◆ Task description
Repeat every line below exactly as it reads.

(Figure record extracts)
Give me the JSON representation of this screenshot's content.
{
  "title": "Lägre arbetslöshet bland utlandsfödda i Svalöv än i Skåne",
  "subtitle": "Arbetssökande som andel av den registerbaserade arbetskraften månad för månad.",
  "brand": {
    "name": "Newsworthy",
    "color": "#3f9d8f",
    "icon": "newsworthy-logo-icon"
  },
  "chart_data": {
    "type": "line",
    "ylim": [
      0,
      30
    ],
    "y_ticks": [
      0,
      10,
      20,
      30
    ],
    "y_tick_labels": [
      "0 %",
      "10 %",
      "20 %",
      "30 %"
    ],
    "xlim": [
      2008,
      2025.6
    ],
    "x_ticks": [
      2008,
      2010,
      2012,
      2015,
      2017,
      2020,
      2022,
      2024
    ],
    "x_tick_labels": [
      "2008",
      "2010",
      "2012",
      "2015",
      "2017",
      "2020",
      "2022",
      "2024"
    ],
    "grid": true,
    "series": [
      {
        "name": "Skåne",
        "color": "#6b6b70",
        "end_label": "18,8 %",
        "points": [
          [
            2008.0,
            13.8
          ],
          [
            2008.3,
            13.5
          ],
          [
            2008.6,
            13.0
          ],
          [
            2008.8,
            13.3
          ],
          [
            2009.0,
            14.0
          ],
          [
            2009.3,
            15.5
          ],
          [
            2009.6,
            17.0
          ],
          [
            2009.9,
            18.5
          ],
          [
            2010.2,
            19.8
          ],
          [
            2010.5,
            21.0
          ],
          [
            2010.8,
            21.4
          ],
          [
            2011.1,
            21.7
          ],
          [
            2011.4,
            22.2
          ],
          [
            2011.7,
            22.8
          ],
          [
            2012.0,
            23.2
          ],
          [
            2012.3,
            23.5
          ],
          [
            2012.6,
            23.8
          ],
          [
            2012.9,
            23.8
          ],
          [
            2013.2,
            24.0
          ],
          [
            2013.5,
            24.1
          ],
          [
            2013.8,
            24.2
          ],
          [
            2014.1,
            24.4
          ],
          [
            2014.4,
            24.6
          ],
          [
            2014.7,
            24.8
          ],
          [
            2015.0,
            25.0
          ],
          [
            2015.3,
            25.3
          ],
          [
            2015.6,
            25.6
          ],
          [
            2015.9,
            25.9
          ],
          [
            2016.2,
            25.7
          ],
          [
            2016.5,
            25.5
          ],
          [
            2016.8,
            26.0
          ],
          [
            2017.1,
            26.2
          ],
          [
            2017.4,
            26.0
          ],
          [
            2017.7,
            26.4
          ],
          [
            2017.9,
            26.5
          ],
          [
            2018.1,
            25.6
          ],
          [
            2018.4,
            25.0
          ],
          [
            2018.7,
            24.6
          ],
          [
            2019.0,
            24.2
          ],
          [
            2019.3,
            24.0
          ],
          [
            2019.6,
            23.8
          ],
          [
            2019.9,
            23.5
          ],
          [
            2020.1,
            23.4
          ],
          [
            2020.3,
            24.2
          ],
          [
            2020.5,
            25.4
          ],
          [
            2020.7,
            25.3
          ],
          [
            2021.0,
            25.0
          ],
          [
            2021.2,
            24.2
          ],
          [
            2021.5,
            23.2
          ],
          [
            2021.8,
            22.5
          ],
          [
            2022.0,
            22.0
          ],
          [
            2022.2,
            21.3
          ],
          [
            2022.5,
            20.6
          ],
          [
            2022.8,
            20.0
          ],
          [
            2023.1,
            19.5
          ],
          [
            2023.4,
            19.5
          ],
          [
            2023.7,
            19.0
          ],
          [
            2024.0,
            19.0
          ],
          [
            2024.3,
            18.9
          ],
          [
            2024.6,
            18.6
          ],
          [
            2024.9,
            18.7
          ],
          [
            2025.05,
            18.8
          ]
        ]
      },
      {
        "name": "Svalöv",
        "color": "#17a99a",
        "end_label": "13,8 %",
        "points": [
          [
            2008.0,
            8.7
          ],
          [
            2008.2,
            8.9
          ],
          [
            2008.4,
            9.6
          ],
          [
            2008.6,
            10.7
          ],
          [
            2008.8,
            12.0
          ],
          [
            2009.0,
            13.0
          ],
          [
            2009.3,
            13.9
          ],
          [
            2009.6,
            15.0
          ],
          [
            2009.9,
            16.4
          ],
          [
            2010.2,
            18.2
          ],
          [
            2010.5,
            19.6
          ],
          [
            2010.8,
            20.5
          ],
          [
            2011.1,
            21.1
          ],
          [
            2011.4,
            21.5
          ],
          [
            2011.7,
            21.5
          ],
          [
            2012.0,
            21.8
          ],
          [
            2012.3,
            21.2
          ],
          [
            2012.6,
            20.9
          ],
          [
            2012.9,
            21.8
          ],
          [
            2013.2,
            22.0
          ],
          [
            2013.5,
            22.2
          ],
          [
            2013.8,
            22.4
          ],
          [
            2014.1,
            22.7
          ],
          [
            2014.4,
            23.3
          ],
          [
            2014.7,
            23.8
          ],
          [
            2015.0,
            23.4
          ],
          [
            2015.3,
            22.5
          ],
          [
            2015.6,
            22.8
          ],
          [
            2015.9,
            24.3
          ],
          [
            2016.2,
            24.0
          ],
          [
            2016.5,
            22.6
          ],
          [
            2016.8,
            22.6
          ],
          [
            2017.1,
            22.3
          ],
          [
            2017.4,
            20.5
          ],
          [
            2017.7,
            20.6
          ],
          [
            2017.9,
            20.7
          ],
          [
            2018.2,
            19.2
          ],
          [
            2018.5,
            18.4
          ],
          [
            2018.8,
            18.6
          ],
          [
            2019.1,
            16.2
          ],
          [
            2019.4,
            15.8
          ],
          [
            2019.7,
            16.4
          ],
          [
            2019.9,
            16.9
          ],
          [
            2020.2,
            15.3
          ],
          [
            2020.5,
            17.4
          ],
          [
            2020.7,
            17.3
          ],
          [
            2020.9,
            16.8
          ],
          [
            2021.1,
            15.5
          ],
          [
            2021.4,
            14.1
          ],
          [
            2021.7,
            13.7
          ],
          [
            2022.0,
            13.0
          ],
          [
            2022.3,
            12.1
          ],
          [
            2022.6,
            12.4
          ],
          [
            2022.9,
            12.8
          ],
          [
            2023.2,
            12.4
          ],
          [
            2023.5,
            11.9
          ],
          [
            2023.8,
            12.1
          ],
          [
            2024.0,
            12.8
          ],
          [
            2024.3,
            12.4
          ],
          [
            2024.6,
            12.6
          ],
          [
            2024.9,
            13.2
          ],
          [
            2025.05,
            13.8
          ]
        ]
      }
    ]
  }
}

◆ The completed task
Give me the JSON representation of this screenshot's content.
{
  "title": "Lägre arbetslöshet bland utlandsfödda i Svalöv än i Skåne",
  "subtitle": "Arbetssökande som andel av den registerbaserade arbetskraften månad för månad.",
  "brand": {
    "name": "Newsworthy",
    "color": "#3f9d8f",
    "icon": "newsworthy-logo-icon"
  },
  "chart_data": {
    "type": "line",
    "ylim": [
      0,
      30
    ],
    "y_ticks": [
      0,
      10,
      20,
      30
    ],
    "y_tick_labels": [
      "0 %",
      "10 %",
      "20 %",
      "30 %"
    ],
    "xlim": [
      2008,
      2025.6
    ],
    "x_ticks": [
      2008,
      2010,
      2012,
      2015,
      2017,
      2020,
      2022,
      2024
    ],
    "x_tick_labels": [
      "2008",
      "2010",
      "2012",
      "2015",
      "2017",
      "2020",
      "2022",
      "2024"
    ],
    "grid": true,
    "series": [
      {
        "name": "Skåne",
        "color": "#6b6b70",
        "end_label": "18,8 %",
        "points": [
          [
            2008.0,
            13.8
          ],
          [
            2008.3,
            13.5
          ],
          [
            2008.6,
            13.0
          ],
          [
            2008.8,
            13.3
          ],
          [
            2009.0,
            14.0
          ],
          [
            2009.3,
            15.5
          ],
          [
            2009.6,
            17.0
          ],
          [
            2009.9,
            18.5
          ],
          [
            2010.2,
            19.8
          ],
          [
            2010.5,
            21.0
          ],
          [
            2010.8,
            21.4
          ],
          [
            2011.1,
            21.7
          ],
          [
            2011.4,
            22.2
          ],
          [
            2011.7,
            22.8
          ],
          [
            2012.0,
            23.2
          ],
          [
            2012.3,
            23.5
          ],
          [
            2012.6,
            23.8
          ],
          [
            2012.9,
            23.8
          ],
          [
            2013.2,
            24.0
          ],
          [
            2013.5,
            24.1
          ],
          [
            2013.8,
            24.2
          ],
          [
            2014.1,
            24.4
          ],
          [
            2014.4,
            24.6
          ],
          [
            2014.7,
            24.8
          ],
          [
            2015.0,
            25.0
          ],
          [
            2015.3,
            25.3
          ],
          [
            2015.6,
            25.6
          ],
          [
            2015.9,
            25.9
          ],
          [
            2016.2,
            25.7
          ],
          [
            2016.5,
            25.5
          ],
          [
            2016.8,
            26.0
          ],
          [
            2017.1,
            26.2
          ],
          [
            2017.4,
            26.0
          ],
          [
            2017.7,
            26.4
          ],
          [
            2017.9,
            26.5
          ],
          [
            2018.1,
            25.6
          ],
          [
            2018.4,
            25.0
          ],
          [
            2018.7,
            24.6
          ],
          [
            2019.0,
            24.2
          ],
          [
            2019.3,
            24.0
          ],
          [
            2019.6,
            23.8
          ],
          [
            2019.9,
            23.5
          ],
          [
            2020.1,
            23.4
          ],
          [
            2020.3,
            24.2
          ],
          [
            2020.5,
            25.4
          ],
          [
            2020.7,
            25.3
          ],
          [
            2021.0,
            25.0
          ],
          [
            2021.2,
            24.2
          ],
          [
            2021.5,
            23.2
          ],
          [
            2021.8,
            22.5
          ],
          [
            2022.0,
            22.0
          ],
          [
            2022.2,
            21.3
          ],
          [
            2022.5,
            20.6
          ],
          [
            2022.8,
            20.0
          ],
          [
            2023.1,
            19.5
          ],
          [
            2023.4,
            19.5
          ],
          [
            2023.7,
            19.0
          ],
          [
            2024.0,
            19.0
          ],
          [
            2024.3,
            18.9
          ],
          [
            2024.6,
            18.6
          ],
          [
            2024.9,
            18.7
          ],
          [
            2025.05,
            18.8
          ]
        ]
      },
      {
        "name": "Svalöv",
        "color": "#17a99a",
        "end_label": "13,8 %",
        "points": [
          [
            2008.0,
            8.7
          ],
          [
            2008.2,
            8.9
          ],
          [
            2008.4,
            9.6
          ],
          [
            2008.6,
            10.7
          ],
          [
            2008.8,
            12.0
          ],
          [
            2009.0,
            13.0
          ],
          [
            2009.3,
            13.9
          ],
          [
            2009.6,
            15.0
          ],
          [
            2009.9,
            16.4
          ],
          [
            2010.2,
            18.2
          ],
          [
            2010.5,
            19.6
          ],
          [
            2010.8,
            20.5
          ],
          [
            2011.1,
            21.1
          ],
          [
            2011.4,
            21.5
          ],
          [
            2011.7,
            21.5
          ],
          [
            2012.0,
            21.8
          ],
          [
            2012.3,
            21.2
          ],
          [
            2012.6,
            20.9
          ],
          [
            2012.9,
            21.8
          ],
          [
            2013.2,
            22.0
          ],
          [
            2013.5,
            22.2
          ],
          [
            2013.8,
            22.4
          ],
          [
            2014.1,
            22.7
          ],
          [
            2014.4,
            23.3
          ],
          [
            2014.7,
            23.8
          ],
          [
            2015.0,
            23.4
          ],
          [
            2015.3,
            22.5
          ],
          [
            2015.6,
            22.8
          ],
          [
            2015.9,
            24.3
          ],
          [
            2016.2,
            24.0
          ],
          [
            2016.5,
            22.6
          ],
          [
            2016.8,
            22.6
          ],
          [
            2017.1,
            22.3
          ],
          [
            2017.4,
            20.5
          ],
          [
            2017.7,
            20.6
          ],
          [
            2017.9,
            20.7
          ],
          [
            2018.2,
            19.2
          ],
          [
            2018.5,
            18.4
          ],
          [
            2018.8,
            18.6
          ],
          [
            2019.1,
            16.2
          ],
          [
            2019.4,
            15.8
          ],
          [
            2019.7,
            16.4
          ],
          [
            2019.9,
            16.9
          ],
          [
            2020.2,
            15.3
          ],
          [
            2020.5,
            17.4
          ],
          [
            2020.7,
            17.3
          ],
          [
            2020.9,
            16.8
          ],
          [
            2021.1,
            15.5
          ],
          [
            2021.4,
            14.1
          ],
          [
            2021.7,
            13.7
          ],
          [
            2022.0,
            13.0
          ],
          [
            2022.3,
            12.1
          ],
          [
            2022.6,
            12.4
          ],
          [
            2022.9,
            12.8
          ],
          [
            2023.2,
            12.4
          ],
          [
            2023.5,
            11.9
          ],
          [
            2023.8,
            12.1
          ],
          [
            2024.0,
            12.8
          ],
          [
            2024.3,
            12.4
          ],
          [
            2024.6,
            12.6
          ],
          [
            2024.9,
            13.2
          ],
          [
            2025.05,
            13.8
          ]
        ]
      }
    ]
  }
}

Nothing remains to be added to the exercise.